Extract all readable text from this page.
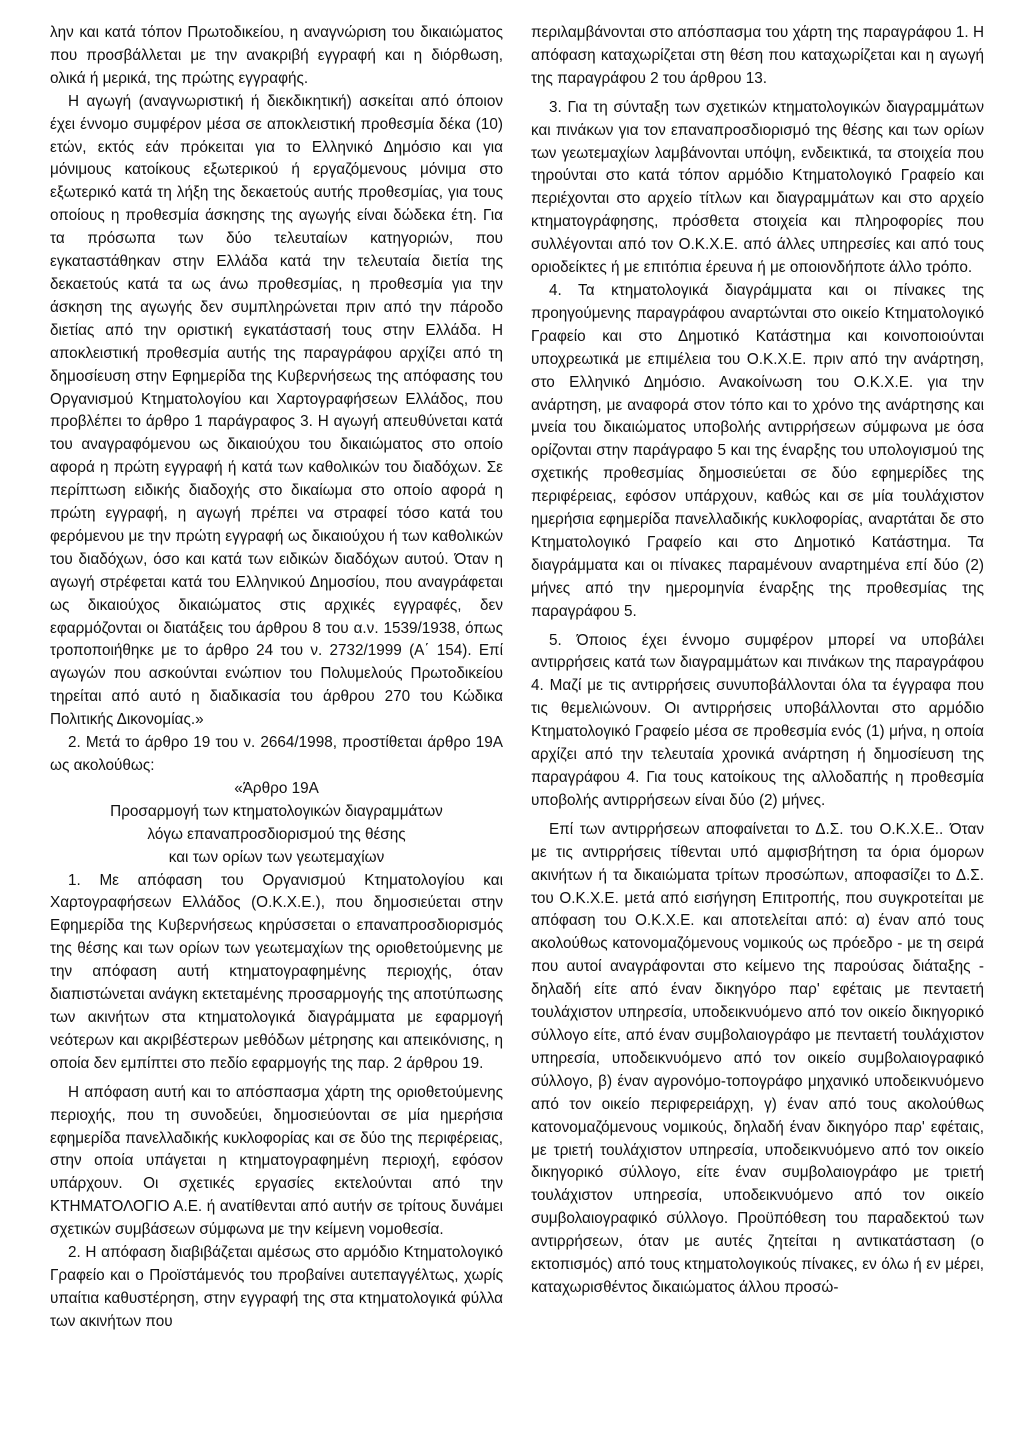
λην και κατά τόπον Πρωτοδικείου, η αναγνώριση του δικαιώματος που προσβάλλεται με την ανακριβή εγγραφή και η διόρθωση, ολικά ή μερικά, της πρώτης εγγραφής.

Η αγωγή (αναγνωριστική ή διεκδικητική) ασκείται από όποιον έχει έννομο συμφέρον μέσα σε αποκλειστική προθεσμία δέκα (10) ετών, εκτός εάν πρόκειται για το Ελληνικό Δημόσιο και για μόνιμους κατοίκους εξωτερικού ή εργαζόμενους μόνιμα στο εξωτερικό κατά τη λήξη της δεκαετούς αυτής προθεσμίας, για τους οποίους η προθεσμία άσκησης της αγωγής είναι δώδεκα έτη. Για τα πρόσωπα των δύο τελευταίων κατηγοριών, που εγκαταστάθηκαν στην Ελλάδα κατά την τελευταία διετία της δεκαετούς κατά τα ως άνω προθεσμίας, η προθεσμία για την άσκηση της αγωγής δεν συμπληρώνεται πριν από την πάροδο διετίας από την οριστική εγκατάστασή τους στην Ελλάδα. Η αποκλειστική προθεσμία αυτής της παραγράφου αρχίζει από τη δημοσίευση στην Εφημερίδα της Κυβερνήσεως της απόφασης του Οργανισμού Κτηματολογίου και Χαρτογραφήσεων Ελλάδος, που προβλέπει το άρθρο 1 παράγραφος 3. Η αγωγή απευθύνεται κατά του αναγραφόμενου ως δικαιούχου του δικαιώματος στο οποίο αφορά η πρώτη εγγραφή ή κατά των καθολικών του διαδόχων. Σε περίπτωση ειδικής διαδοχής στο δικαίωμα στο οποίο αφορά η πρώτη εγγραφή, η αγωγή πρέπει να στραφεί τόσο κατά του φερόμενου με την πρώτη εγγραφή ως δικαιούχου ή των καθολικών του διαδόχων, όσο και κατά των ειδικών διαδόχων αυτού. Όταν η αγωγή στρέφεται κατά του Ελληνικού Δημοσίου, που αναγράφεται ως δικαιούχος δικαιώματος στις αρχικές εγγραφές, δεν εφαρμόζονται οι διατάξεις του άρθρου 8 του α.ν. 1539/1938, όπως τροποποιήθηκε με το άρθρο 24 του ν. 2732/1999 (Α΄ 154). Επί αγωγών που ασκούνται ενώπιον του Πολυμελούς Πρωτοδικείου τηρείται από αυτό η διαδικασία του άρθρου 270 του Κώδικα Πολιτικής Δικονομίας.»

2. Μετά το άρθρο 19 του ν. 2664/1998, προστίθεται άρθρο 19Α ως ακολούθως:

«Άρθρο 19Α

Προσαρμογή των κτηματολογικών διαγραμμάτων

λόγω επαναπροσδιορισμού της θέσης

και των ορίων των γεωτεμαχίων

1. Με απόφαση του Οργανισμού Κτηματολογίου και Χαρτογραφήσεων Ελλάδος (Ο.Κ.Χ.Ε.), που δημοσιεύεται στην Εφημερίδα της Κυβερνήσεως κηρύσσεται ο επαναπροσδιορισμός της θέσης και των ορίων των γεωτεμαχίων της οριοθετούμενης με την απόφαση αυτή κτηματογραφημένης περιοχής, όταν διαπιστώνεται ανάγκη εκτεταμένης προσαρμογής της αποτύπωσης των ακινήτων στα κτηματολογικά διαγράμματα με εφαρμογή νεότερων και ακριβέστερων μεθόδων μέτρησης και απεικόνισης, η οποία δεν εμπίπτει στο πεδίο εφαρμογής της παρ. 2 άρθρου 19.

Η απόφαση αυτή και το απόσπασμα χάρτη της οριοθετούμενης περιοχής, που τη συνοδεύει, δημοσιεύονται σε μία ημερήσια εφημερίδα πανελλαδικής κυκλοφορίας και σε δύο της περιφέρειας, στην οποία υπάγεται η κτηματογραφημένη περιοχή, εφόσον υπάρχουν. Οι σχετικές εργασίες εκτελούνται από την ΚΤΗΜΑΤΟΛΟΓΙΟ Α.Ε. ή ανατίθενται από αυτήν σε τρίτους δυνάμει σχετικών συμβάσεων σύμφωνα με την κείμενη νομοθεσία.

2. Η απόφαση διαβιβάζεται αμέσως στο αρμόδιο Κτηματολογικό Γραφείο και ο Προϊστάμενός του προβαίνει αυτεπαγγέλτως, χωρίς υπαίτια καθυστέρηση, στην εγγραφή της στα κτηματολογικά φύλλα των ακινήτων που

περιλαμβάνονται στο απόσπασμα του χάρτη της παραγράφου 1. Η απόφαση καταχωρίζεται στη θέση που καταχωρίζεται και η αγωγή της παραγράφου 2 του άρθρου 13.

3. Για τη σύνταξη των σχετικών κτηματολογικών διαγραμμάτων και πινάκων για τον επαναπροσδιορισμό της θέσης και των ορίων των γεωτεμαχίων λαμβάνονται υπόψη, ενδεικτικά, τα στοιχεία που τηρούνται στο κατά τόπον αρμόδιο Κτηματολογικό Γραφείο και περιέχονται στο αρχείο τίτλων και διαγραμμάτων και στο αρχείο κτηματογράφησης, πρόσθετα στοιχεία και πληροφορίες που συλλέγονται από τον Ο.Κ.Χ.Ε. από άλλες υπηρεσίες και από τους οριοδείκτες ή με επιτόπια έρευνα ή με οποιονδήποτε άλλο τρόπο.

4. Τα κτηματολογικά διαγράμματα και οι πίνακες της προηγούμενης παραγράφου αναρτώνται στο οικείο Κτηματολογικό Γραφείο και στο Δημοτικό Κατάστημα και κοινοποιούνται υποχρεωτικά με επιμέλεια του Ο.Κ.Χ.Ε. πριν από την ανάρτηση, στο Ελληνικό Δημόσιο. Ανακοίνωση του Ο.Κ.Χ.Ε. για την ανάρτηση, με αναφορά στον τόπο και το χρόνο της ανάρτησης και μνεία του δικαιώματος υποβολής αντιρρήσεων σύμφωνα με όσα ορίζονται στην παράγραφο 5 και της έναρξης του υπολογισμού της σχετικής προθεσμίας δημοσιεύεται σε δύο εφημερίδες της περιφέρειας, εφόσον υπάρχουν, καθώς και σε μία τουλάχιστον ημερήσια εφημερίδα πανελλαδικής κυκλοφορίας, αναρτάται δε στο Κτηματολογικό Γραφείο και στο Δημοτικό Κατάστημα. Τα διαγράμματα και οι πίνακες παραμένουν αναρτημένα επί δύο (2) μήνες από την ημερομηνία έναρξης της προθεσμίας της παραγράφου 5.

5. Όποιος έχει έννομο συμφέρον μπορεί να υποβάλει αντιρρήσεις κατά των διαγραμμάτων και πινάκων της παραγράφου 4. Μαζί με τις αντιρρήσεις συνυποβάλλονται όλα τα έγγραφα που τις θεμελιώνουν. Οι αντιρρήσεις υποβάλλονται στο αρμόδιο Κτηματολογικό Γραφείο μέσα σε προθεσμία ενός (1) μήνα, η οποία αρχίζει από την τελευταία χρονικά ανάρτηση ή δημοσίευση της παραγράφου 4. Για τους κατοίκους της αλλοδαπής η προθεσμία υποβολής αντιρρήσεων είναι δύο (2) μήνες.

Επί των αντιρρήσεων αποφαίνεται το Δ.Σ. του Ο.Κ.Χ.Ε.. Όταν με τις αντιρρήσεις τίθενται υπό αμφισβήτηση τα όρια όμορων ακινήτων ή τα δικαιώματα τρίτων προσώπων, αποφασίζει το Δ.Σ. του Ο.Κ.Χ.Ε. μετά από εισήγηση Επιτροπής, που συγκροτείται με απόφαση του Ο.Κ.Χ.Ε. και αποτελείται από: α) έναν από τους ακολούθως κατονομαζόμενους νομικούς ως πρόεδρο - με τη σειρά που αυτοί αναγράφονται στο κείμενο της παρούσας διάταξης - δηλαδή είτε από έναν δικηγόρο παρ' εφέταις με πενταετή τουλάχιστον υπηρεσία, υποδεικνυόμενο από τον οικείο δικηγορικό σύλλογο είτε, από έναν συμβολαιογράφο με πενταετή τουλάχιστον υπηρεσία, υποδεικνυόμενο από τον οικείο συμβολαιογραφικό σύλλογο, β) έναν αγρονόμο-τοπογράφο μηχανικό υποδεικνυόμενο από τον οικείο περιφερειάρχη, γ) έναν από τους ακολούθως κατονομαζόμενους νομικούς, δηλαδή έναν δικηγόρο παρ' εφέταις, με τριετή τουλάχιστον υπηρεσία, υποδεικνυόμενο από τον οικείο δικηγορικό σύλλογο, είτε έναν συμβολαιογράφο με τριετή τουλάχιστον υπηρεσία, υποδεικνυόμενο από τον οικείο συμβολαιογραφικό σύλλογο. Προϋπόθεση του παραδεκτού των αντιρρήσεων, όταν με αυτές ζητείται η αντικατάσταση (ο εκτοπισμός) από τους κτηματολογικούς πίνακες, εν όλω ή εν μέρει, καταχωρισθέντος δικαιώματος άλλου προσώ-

==============================

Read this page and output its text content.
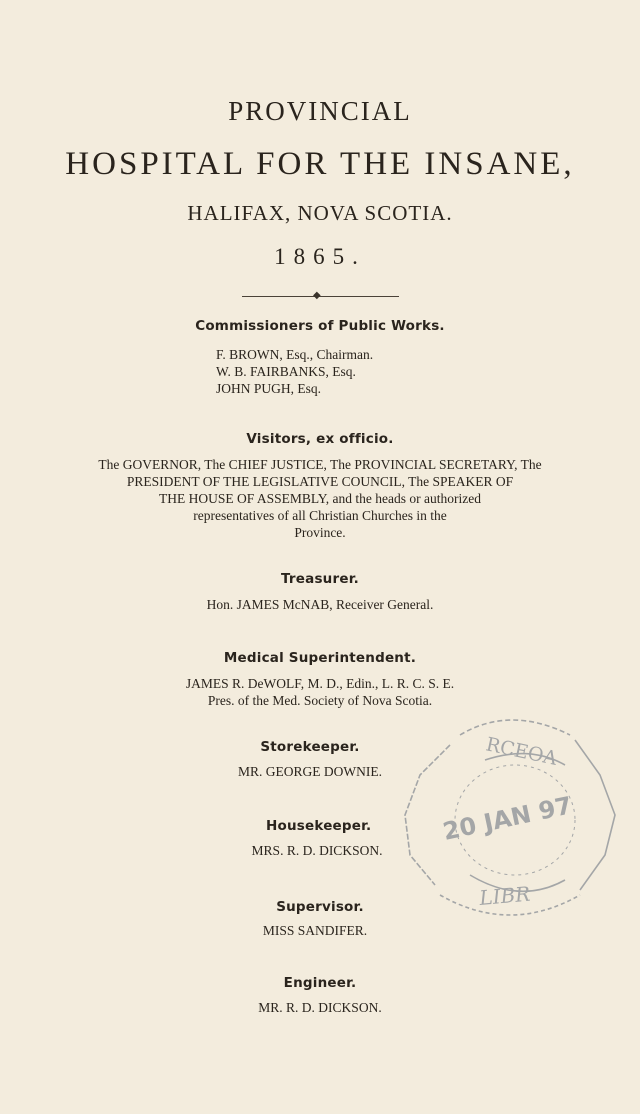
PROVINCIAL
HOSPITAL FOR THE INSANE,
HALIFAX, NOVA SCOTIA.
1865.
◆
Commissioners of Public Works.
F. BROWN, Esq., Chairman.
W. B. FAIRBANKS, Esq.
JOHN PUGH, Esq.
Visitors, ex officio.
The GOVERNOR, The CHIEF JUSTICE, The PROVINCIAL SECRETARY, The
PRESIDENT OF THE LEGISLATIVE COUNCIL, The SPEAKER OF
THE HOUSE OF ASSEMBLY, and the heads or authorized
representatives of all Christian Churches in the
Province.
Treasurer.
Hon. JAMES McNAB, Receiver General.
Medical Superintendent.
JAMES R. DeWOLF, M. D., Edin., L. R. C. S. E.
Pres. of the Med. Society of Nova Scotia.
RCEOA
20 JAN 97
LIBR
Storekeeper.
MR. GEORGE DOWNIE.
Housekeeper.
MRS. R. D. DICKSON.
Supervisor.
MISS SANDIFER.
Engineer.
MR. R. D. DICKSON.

==============================

* [Task statement] Provide the number of lines in the entries that include "JAMES", and no other text.

* [Answer to the problem] 2